Gather all lines from the material that contain "arrow".

• **RECORDED DATA**:
○ ○ ○ ○ ○

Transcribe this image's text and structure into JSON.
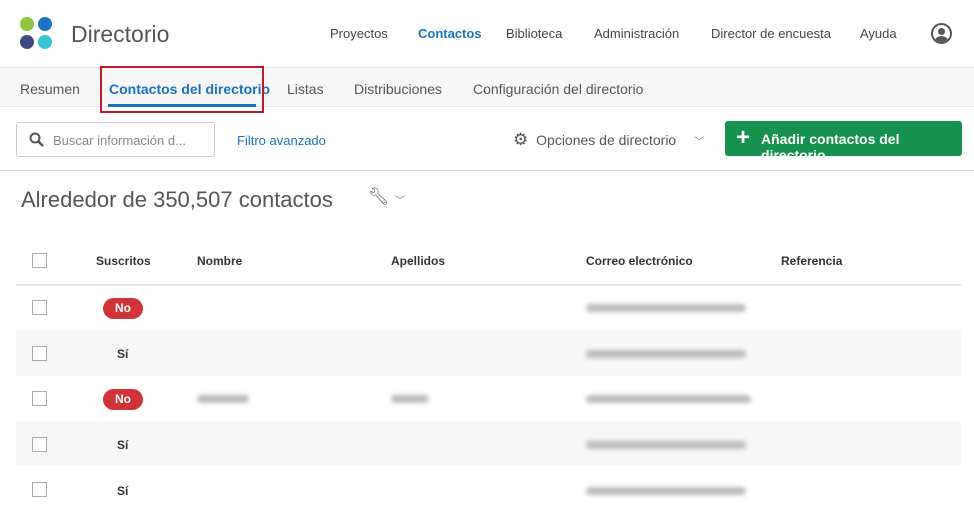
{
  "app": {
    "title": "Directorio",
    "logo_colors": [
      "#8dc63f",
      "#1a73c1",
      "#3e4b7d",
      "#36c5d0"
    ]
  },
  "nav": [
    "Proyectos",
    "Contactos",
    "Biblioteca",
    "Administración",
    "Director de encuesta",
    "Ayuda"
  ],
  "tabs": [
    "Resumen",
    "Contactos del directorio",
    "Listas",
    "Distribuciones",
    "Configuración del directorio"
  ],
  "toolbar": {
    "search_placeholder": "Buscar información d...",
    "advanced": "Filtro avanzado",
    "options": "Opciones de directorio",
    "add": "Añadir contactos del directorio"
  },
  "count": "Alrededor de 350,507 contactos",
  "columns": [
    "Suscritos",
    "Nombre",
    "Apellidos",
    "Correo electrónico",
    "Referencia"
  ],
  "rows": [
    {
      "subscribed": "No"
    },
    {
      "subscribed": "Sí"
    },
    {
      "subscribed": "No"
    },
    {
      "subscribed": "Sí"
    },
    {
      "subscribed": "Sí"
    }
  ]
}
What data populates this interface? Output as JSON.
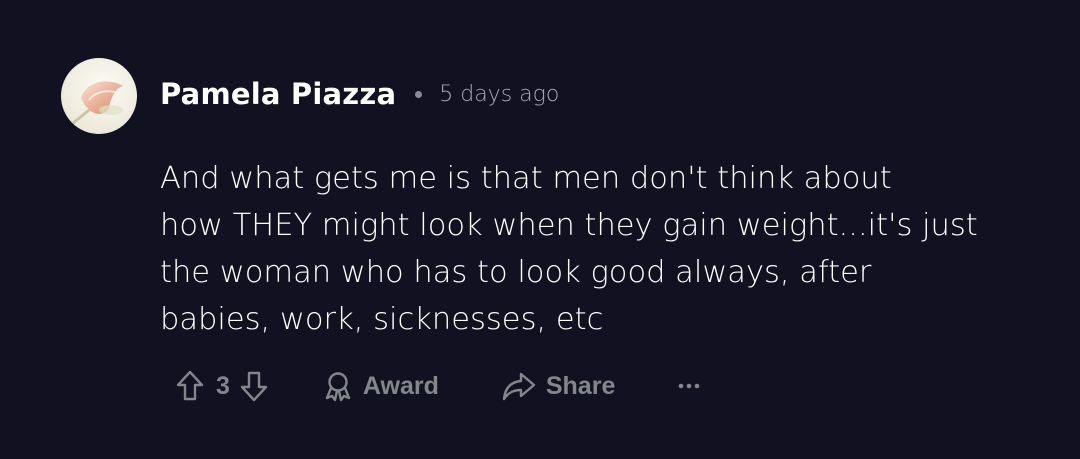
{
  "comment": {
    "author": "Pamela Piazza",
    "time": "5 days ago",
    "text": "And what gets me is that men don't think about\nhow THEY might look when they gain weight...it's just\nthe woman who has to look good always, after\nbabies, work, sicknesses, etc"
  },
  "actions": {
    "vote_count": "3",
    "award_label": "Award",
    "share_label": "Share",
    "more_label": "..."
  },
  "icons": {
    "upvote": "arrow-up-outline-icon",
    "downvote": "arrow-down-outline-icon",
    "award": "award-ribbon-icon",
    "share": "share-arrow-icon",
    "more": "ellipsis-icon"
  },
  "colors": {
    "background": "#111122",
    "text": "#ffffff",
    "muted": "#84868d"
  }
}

○ ○ ○ ○ ○

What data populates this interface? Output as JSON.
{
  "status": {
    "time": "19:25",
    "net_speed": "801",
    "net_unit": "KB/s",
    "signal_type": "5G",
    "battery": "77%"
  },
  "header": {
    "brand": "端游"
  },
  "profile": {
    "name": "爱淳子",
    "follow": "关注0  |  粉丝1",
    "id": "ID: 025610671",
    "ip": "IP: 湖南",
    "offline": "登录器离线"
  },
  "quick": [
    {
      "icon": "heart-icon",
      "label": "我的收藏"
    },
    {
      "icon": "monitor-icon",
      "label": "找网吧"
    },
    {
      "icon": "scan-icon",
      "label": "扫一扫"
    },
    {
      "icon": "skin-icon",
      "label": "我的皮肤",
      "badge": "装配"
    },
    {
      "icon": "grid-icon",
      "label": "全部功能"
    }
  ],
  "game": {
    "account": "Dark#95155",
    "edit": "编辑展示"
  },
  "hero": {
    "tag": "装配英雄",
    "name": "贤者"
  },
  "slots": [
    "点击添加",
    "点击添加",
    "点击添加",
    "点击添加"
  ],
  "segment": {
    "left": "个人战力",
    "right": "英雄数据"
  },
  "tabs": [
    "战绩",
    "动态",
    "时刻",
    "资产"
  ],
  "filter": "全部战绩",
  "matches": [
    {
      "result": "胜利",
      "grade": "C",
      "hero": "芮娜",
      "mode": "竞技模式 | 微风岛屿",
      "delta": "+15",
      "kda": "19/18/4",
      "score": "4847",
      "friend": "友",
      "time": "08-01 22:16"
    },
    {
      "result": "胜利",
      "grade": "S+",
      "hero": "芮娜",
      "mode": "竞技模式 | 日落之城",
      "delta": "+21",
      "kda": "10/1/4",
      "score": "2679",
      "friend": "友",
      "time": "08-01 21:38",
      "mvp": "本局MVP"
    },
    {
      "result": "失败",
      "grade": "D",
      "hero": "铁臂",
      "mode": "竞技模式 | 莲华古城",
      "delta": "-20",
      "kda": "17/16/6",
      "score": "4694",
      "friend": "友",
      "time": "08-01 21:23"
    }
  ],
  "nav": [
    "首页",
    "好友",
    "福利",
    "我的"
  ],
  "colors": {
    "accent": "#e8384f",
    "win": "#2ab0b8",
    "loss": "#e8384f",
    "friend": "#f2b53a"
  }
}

○ ○ ○ ○ ○

• **RIGHT ANSWER**:
    "upvote": "arrow-up-outline-icon",
    "downvote": "arrow-down-outline-icon",
    "share": "share-arrow-icon",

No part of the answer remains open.